▶ [Requirements] Among the entries below, find the lines with "Турнирная" and copy them.

▶ [Exercise inputs]
• • • •
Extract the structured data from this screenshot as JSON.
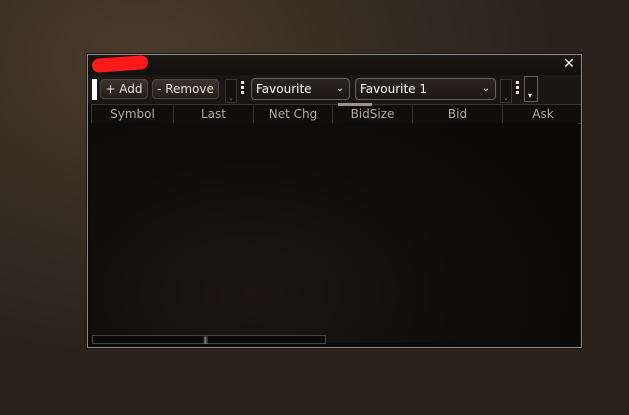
{
  "window": {
    "close_glyph": "✕"
  },
  "toolbar": {
    "add_label": "+ Add",
    "remove_label": "- Remove",
    "group_select": {
      "value": "Favourite"
    },
    "list_select": {
      "value": "Favourite 1"
    },
    "chevron_glyph": "⌄",
    "dropdown_glyph": "▾"
  },
  "grid": {
    "columns": [
      "Symbol",
      "Last",
      "Net Chg",
      "BidSize",
      "Bid",
      "Ask"
    ]
  },
  "scrollbar": {
    "grip_glyph": "|||"
  },
  "colors": {
    "accent_red": "#ff1a1a",
    "background": "#0d0b09",
    "border": "#8c8c8c"
  }
}
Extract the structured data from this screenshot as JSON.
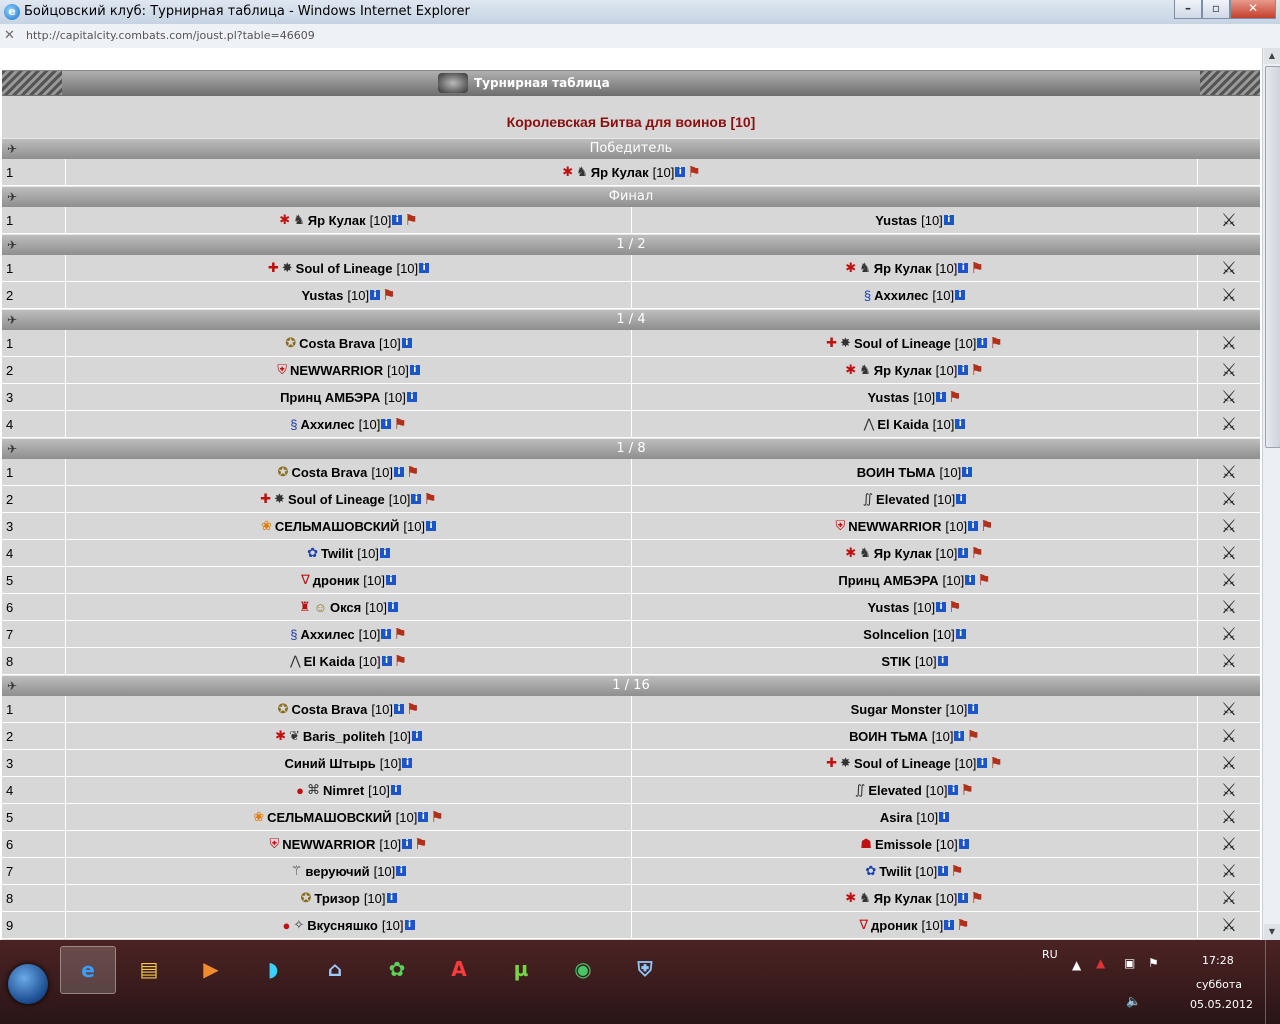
{
  "window": {
    "title": "Бойцовский клуб: Турнирная таблица - Windows Internet Explorer"
  },
  "address": {
    "url": "http://capitalcity.combats.com/joust.pl?table=46609"
  },
  "page": {
    "header_title": "Турнирная таблица",
    "tournament_title": "Королевская Битва для воинов [10]"
  },
  "sections": [
    {
      "label": "Победитель",
      "winner": true,
      "rows": [
        {
          "n": "1",
          "left": {
            "name": "Яр Кулак",
            "level": "[10]",
            "icons": [
              "ladybug-icon",
              "wolf-icon"
            ],
            "flag": true
          }
        }
      ]
    },
    {
      "label": "Финал",
      "rows": [
        {
          "n": "1",
          "left": {
            "name": "Яр Кулак",
            "level": "[10]",
            "icons": [
              "ladybug-icon",
              "wolf-icon"
            ],
            "flag": true
          },
          "right": {
            "name": "Yustas",
            "level": "[10]",
            "icons": [],
            "flag": false
          }
        }
      ]
    },
    {
      "label": "1 / 2",
      "rows": [
        {
          "n": "1",
          "left": {
            "name": "Soul of Lineage",
            "level": "[10]",
            "icons": [
              "red-cross-icon",
              "dragon-icon"
            ],
            "flag": false
          },
          "right": {
            "name": "Яр Кулак",
            "level": "[10]",
            "icons": [
              "ladybug-icon",
              "wolf-icon"
            ],
            "flag": true
          }
        },
        {
          "n": "2",
          "left": {
            "name": "Yustas",
            "level": "[10]",
            "icons": [],
            "flag": true
          },
          "right": {
            "name": "Аххилес",
            "level": "[10]",
            "icons": [
              "blue-rune-icon"
            ],
            "flag": false
          }
        }
      ]
    },
    {
      "label": "1 / 4",
      "rows": [
        {
          "n": "1",
          "left": {
            "name": "Costa Brava",
            "level": "[10]",
            "icons": [
              "shield-emblem-icon"
            ],
            "flag": false
          },
          "right": {
            "name": "Soul of Lineage",
            "level": "[10]",
            "icons": [
              "red-cross-icon",
              "dragon-icon"
            ],
            "flag": true
          }
        },
        {
          "n": "2",
          "left": {
            "name": "NEWWARRIOR",
            "level": "[10]",
            "icons": [
              "red-shield-icon"
            ],
            "flag": false
          },
          "right": {
            "name": "Яр Кулак",
            "level": "[10]",
            "icons": [
              "ladybug-icon",
              "wolf-icon"
            ],
            "flag": true
          }
        },
        {
          "n": "3",
          "left": {
            "name": "Принц АМБЭРА",
            "level": "[10]",
            "icons": [],
            "flag": false
          },
          "right": {
            "name": "Yustas",
            "level": "[10]",
            "icons": [],
            "flag": true
          }
        },
        {
          "n": "4",
          "left": {
            "name": "Аххилес",
            "level": "[10]",
            "icons": [
              "blue-rune-icon"
            ],
            "flag": true
          },
          "right": {
            "name": "El Kaida",
            "level": "[10]",
            "icons": [
              "bat-icon"
            ],
            "flag": false
          }
        }
      ]
    },
    {
      "label": "1 / 8",
      "rows": [
        {
          "n": "1",
          "left": {
            "name": "Costa Brava",
            "level": "[10]",
            "icons": [
              "shield-emblem-icon"
            ],
            "flag": true
          },
          "right": {
            "name": "ВОИН ТЬМА",
            "level": "[10]",
            "icons": [],
            "flag": false
          }
        },
        {
          "n": "2",
          "left": {
            "name": "Soul of Lineage",
            "level": "[10]",
            "icons": [
              "red-cross-icon",
              "dragon-icon"
            ],
            "flag": true
          },
          "right": {
            "name": "Elevated",
            "level": "[10]",
            "icons": [
              "monogram-icon"
            ],
            "flag": false
          }
        },
        {
          "n": "3",
          "left": {
            "name": "СЕЛЬМАШОВСКИЙ",
            "level": "[10]",
            "icons": [
              "fire-bird-icon"
            ],
            "flag": false
          },
          "right": {
            "name": "NEWWARRIOR",
            "level": "[10]",
            "icons": [
              "red-shield-icon"
            ],
            "flag": true
          }
        },
        {
          "n": "4",
          "left": {
            "name": "Twilit",
            "level": "[10]",
            "icons": [
              "blue-paws-icon"
            ],
            "flag": false
          },
          "right": {
            "name": "Яр Кулак",
            "level": "[10]",
            "icons": [
              "ladybug-icon",
              "wolf-icon"
            ],
            "flag": true
          }
        },
        {
          "n": "5",
          "left": {
            "name": "дроник",
            "level": "[10]",
            "icons": [
              "v-badge-icon"
            ],
            "flag": false
          },
          "right": {
            "name": "Принц АМБЭРА",
            "level": "[10]",
            "icons": [],
            "flag": true
          }
        },
        {
          "n": "6",
          "left": {
            "name": "Окся",
            "level": "[10]",
            "icons": [
              "knight-icon",
              "smiley-icon"
            ],
            "flag": false
          },
          "right": {
            "name": "Yustas",
            "level": "[10]",
            "icons": [],
            "flag": true
          }
        },
        {
          "n": "7",
          "left": {
            "name": "Аххилес",
            "level": "[10]",
            "icons": [
              "blue-rune-icon"
            ],
            "flag": true
          },
          "right": {
            "name": "Solncelion",
            "level": "[10]",
            "icons": [],
            "flag": false
          }
        },
        {
          "n": "8",
          "left": {
            "name": "El Kaida",
            "level": "[10]",
            "icons": [
              "bat-icon"
            ],
            "flag": true
          },
          "right": {
            "name": "STIK",
            "level": "[10]",
            "icons": [],
            "flag": false
          }
        }
      ]
    },
    {
      "label": "1 / 16",
      "rows": [
        {
          "n": "1",
          "left": {
            "name": "Costa Brava",
            "level": "[10]",
            "icons": [
              "shield-emblem-icon"
            ],
            "flag": true
          },
          "right": {
            "name": "Sugar Monster",
            "level": "[10]",
            "icons": [],
            "flag": false
          }
        },
        {
          "n": "2",
          "left": {
            "name": "Baris_politeh",
            "level": "[10]",
            "icons": [
              "ladybug-icon",
              "green-creature-icon"
            ],
            "flag": false
          },
          "right": {
            "name": "ВОИН ТЬМА",
            "level": "[10]",
            "icons": [],
            "flag": true
          }
        },
        {
          "n": "3",
          "left": {
            "name": "Синий Штырь",
            "level": "[10]",
            "icons": [],
            "flag": false
          },
          "right": {
            "name": "Soul of Lineage",
            "level": "[10]",
            "icons": [
              "red-cross-icon",
              "dragon-icon"
            ],
            "flag": true
          }
        },
        {
          "n": "4",
          "left": {
            "name": "Nimret",
            "level": "[10]",
            "icons": [
              "red-dot-icon",
              "claw-icon"
            ],
            "flag": false
          },
          "right": {
            "name": "Elevated",
            "level": "[10]",
            "icons": [
              "monogram-icon"
            ],
            "flag": true
          }
        },
        {
          "n": "5",
          "left": {
            "name": "СЕЛЬМАШОВСКИЙ",
            "level": "[10]",
            "icons": [
              "fire-bird-icon"
            ],
            "flag": true
          },
          "right": {
            "name": "Asira",
            "level": "[10]",
            "icons": [],
            "flag": false
          }
        },
        {
          "n": "6",
          "left": {
            "name": "NEWWARRIOR",
            "level": "[10]",
            "icons": [
              "red-shield-icon"
            ],
            "flag": true
          },
          "right": {
            "name": "Emissole",
            "level": "[10]",
            "icons": [
              "dark-beast-icon"
            ],
            "flag": false
          }
        },
        {
          "n": "7",
          "left": {
            "name": "веруючий",
            "level": "[10]",
            "icons": [
              "scythe-icon"
            ],
            "flag": false
          },
          "right": {
            "name": "Twilit",
            "level": "[10]",
            "icons": [
              "blue-paws-icon"
            ],
            "flag": true
          }
        },
        {
          "n": "8",
          "left": {
            "name": "Тризор",
            "level": "[10]",
            "icons": [
              "shield-emblem-icon"
            ],
            "flag": false
          },
          "right": {
            "name": "Яр Кулак",
            "level": "[10]",
            "icons": [
              "ladybug-icon",
              "wolf-icon"
            ],
            "flag": true
          }
        },
        {
          "n": "9",
          "left": {
            "name": "Вкусняшко",
            "level": "[10]",
            "icons": [
              "red-dot-icon",
              "teal-emblem-icon"
            ],
            "flag": false
          },
          "right": {
            "name": "дроник",
            "level": "[10]",
            "icons": [
              "v-badge-icon"
            ],
            "flag": true
          }
        }
      ]
    }
  ],
  "taskbar": {
    "apps": [
      "ie-icon",
      "folder-icon",
      "media-player-icon",
      "headphones-icon",
      "network-icon",
      "icq-icon",
      "acrobat-icon",
      "utorrent-icon",
      "radio-icon",
      "security-icon"
    ],
    "lang": "RU",
    "time": "17:28",
    "day": "суббота",
    "date": "05.05.2012"
  }
}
• • • •
▶ [Response to the exercise]
    "title": "Бойцовский клуб: Турнирная таблица - Windows Internet Explorer"
    "header_title": "Турнирная таблица",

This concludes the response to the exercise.